[Data records]
╔══

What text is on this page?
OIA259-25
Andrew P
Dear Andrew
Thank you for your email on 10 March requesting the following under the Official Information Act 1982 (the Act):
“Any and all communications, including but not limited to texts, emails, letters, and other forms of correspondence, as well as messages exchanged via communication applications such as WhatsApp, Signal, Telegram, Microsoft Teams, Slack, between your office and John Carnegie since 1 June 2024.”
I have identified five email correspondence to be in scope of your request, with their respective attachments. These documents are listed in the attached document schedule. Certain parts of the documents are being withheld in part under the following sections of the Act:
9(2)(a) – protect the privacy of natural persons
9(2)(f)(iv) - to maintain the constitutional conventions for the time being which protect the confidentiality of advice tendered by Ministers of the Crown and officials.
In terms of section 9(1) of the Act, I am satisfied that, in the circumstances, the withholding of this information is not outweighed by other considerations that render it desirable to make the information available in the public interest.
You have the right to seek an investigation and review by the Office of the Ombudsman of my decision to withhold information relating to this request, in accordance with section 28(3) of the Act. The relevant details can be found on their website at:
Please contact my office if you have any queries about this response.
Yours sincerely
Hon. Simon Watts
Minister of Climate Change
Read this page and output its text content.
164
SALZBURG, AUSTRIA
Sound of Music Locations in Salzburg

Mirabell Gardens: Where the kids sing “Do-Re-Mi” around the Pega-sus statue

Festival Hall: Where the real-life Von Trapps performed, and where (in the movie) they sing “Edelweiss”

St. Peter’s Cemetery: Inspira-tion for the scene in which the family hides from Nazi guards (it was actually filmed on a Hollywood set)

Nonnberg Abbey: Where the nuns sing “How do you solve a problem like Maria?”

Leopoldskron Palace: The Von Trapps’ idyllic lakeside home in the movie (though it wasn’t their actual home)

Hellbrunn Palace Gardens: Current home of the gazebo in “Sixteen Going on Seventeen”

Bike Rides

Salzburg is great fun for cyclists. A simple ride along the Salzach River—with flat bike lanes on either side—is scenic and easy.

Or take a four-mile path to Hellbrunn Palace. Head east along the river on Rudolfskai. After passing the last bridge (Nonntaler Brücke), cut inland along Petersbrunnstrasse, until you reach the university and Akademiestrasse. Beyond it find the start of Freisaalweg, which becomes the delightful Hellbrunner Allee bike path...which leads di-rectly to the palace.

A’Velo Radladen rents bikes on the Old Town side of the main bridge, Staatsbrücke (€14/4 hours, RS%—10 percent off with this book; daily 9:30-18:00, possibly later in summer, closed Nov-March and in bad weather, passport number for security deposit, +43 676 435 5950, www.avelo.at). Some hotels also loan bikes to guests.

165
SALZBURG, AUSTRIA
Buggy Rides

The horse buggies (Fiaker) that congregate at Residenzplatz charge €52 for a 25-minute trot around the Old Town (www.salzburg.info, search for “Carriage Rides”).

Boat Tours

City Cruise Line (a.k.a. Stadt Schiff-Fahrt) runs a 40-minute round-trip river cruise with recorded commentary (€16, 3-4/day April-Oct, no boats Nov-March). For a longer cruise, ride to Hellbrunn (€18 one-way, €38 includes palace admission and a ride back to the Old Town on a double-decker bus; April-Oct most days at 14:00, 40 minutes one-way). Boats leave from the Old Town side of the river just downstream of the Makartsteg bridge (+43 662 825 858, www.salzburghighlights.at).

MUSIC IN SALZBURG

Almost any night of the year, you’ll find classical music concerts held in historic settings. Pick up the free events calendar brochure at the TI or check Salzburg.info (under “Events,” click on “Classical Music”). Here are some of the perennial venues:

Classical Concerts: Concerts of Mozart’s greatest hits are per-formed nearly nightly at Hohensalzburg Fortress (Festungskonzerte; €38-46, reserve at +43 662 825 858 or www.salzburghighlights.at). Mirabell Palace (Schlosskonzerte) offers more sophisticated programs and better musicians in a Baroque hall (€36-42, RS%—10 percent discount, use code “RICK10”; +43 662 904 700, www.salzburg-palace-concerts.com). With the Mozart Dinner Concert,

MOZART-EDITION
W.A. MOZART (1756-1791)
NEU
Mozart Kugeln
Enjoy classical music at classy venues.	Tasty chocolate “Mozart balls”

╚══

*Task objective*
From the entries above, return each line with the word "Rides" in it.

*Response to this exercise*
Bike Rides
Buggy Rides
The horse buggies (Fiaker) that congregate at Residenzplatz charge €52 for a 25-minute trot around the Old Town (www.salzburg.info, search for “Carriage Rides”).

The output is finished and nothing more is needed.